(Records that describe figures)
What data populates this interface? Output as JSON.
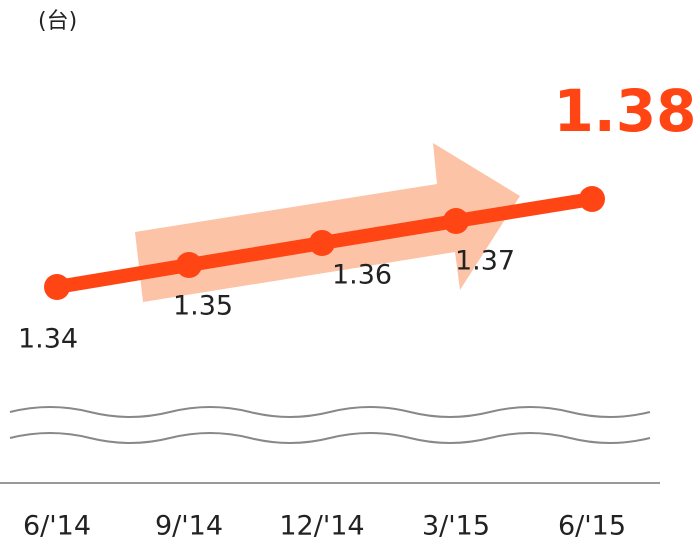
{
  "chart_data": {
    "type": "line",
    "unit_label": "(台)",
    "categories": [
      "6/'14",
      "9/'14",
      "12/'14",
      "3/'15",
      "6/'15"
    ],
    "series": [
      {
        "name": null,
        "color": "#ff4513",
        "values": [
          1.34,
          1.35,
          1.36,
          1.37,
          1.38
        ]
      }
    ]
  }
}
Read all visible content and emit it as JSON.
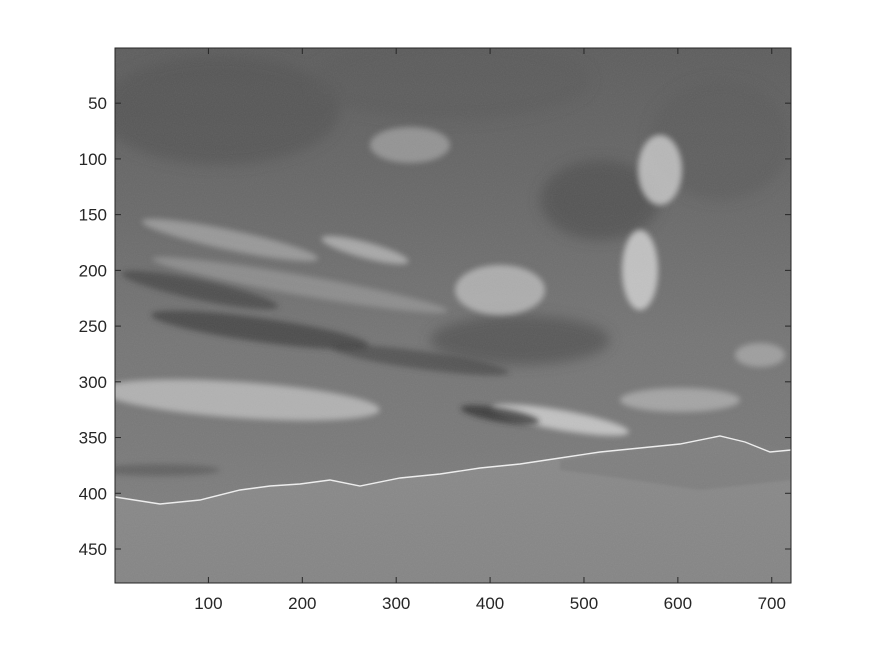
{
  "figure": {
    "type": "grayscale-image-plot",
    "description_visible": "Grayscale sky and cloud image displayed in an axes with pixel-index tick labels",
    "x_axis": {
      "ticks": [
        100,
        200,
        300,
        400,
        500,
        600,
        700
      ],
      "range": [
        1,
        720
      ]
    },
    "y_axis": {
      "ticks": [
        50,
        100,
        150,
        200,
        250,
        300,
        350,
        400,
        450
      ],
      "range": [
        1,
        480
      ],
      "reversed": true
    },
    "colors": {
      "axes_border": "#262626",
      "background": "#ffffff",
      "image_mid_gray": "#808080"
    }
  }
}
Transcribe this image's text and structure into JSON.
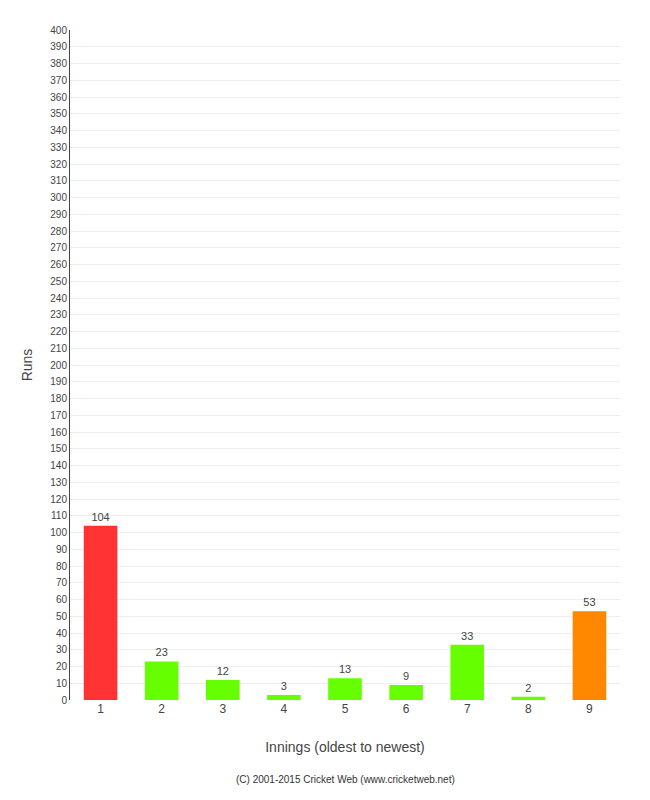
{
  "chart_data": {
    "type": "bar",
    "xlabel": "Innings (oldest to newest)",
    "ylabel": "Runs",
    "categories": [
      "1",
      "2",
      "3",
      "4",
      "5",
      "6",
      "7",
      "8",
      "9"
    ],
    "values": [
      104,
      23,
      12,
      3,
      13,
      9,
      33,
      2,
      53
    ],
    "colors": [
      "#ff3333",
      "#66ff00",
      "#66ff00",
      "#66ff00",
      "#66ff00",
      "#66ff00",
      "#66ff00",
      "#66ff00",
      "#ff8800"
    ],
    "ylim": [
      0,
      400
    ],
    "yticks": [
      0,
      10,
      20,
      30,
      40,
      50,
      60,
      70,
      80,
      90,
      100,
      110,
      120,
      130,
      140,
      150,
      160,
      170,
      180,
      190,
      200,
      210,
      220,
      230,
      240,
      250,
      260,
      270,
      280,
      290,
      300,
      310,
      320,
      330,
      340,
      350,
      360,
      370,
      380,
      390,
      400
    ],
    "grid": true,
    "data_labels": true,
    "annotations": [
      "(C) 2001-2015 Cricket Web (www.cricketweb.net)"
    ]
  }
}
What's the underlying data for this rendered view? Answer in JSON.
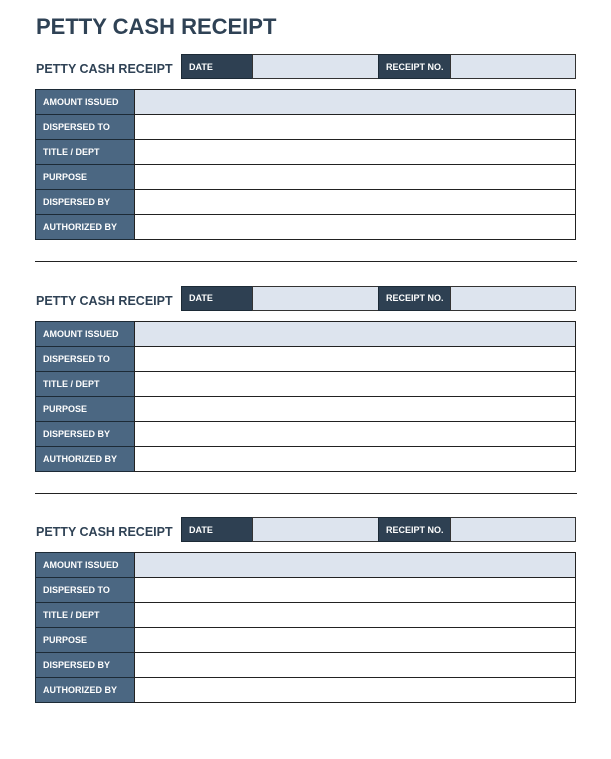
{
  "title": "PETTY CASH RECEIPT",
  "receipts": [
    {
      "heading": "PETTY CASH RECEIPT",
      "date_label": "DATE",
      "receipt_no_label": "RECEIPT NO.",
      "rows": [
        "AMOUNT ISSUED",
        "DISPERSED TO",
        "TITLE / DEPT",
        "PURPOSE",
        "DISPERSED BY",
        "AUTHORIZED BY"
      ]
    },
    {
      "heading": "PETTY CASH RECEIPT",
      "date_label": "DATE",
      "receipt_no_label": "RECEIPT NO.",
      "rows": [
        "AMOUNT ISSUED",
        "DISPERSED TO",
        "TITLE / DEPT",
        "PURPOSE",
        "DISPERSED BY",
        "AUTHORIZED BY"
      ]
    },
    {
      "heading": "PETTY CASH RECEIPT",
      "date_label": "DATE",
      "receipt_no_label": "RECEIPT NO.",
      "rows": [
        "AMOUNT ISSUED",
        "DISPERSED TO",
        "TITLE / DEPT",
        "PURPOSE",
        "DISPERSED BY",
        "AUTHORIZED BY"
      ]
    }
  ]
}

◆ Directions
Return all of the entries word for word, but omit the pictures.

◆ Task response
What data populates this interface? Output as JSON.
{
  "chart_data": {
    "type": "line",
    "unit_label": "(台)",
    "categories": [
      "6/'14",
      "9/'14",
      "12/'14",
      "3/'15",
      "6/'15"
    ],
    "series": [
      {
        "name": null,
        "color": "#ff4513",
        "values": [
          1.34,
          1.35,
          1.36,
          1.37,
          1.38
        ]
      }
    ]
  }
}
Read all visible content and emit it as JSON.
{
  "figure": {
    "type": "grayscale-image-plot",
    "description_visible": "Grayscale sky and cloud image displayed in an axes with pixel-index tick labels",
    "x_axis": {
      "ticks": [
        100,
        200,
        300,
        400,
        500,
        600,
        700
      ],
      "range": [
        1,
        720
      ]
    },
    "y_axis": {
      "ticks": [
        50,
        100,
        150,
        200,
        250,
        300,
        350,
        400,
        450
      ],
      "range": [
        1,
        480
      ],
      "reversed": true
    },
    "colors": {
      "axes_border": "#262626",
      "background": "#ffffff",
      "image_mid_gray": "#808080"
    }
  }
}
Transcribe this image's text and structure into JSON.
{
  "chart_data": {
    "type": "bar",
    "xlabel": "Innings (oldest to newest)",
    "ylabel": "Runs",
    "categories": [
      "1",
      "2",
      "3",
      "4",
      "5",
      "6",
      "7",
      "8",
      "9"
    ],
    "values": [
      104,
      23,
      12,
      3,
      13,
      9,
      33,
      2,
      53
    ],
    "colors": [
      "#ff3333",
      "#66ff00",
      "#66ff00",
      "#66ff00",
      "#66ff00",
      "#66ff00",
      "#66ff00",
      "#66ff00",
      "#ff8800"
    ],
    "ylim": [
      0,
      400
    ],
    "yticks": [
      0,
      10,
      20,
      30,
      40,
      50,
      60,
      70,
      80,
      90,
      100,
      110,
      120,
      130,
      140,
      150,
      160,
      170,
      180,
      190,
      200,
      210,
      220,
      230,
      240,
      250,
      260,
      270,
      280,
      290,
      300,
      310,
      320,
      330,
      340,
      350,
      360,
      370,
      380,
      390,
      400
    ],
    "grid": true,
    "data_labels": true,
    "annotations": [
      "(C) 2001-2015 Cricket Web (www.cricketweb.net)"
    ]
  }
}
What's the underlying data for this rendered view? Answer in JSON.
{
  "title": "PETTY CASH RECEIPT",
  "receipts": [
    {
      "heading": "PETTY CASH RECEIPT",
      "date_label": "DATE",
      "receipt_no_label": "RECEIPT NO.",
      "rows": [
        "AMOUNT ISSUED",
        "DISPERSED TO",
        "TITLE / DEPT",
        "PURPOSE",
        "DISPERSED BY",
        "AUTHORIZED BY"
      ]
    },
    {
      "heading": "PETTY CASH RECEIPT",
      "date_label": "DATE",
      "receipt_no_label": "RECEIPT NO.",
      "rows": [
        "AMOUNT ISSUED",
        "DISPERSED TO",
        "TITLE / DEPT",
        "PURPOSE",
        "DISPERSED BY",
        "AUTHORIZED BY"
      ]
    },
    {
      "heading": "PETTY CASH RECEIPT",
      "date_label": "DATE",
      "receipt_no_label": "RECEIPT NO.",
      "rows": [
        "AMOUNT ISSUED",
        "DISPERSED TO",
        "TITLE / DEPT",
        "PURPOSE",
        "DISPERSED BY",
        "AUTHORIZED BY"
      ]
    }
  ]
}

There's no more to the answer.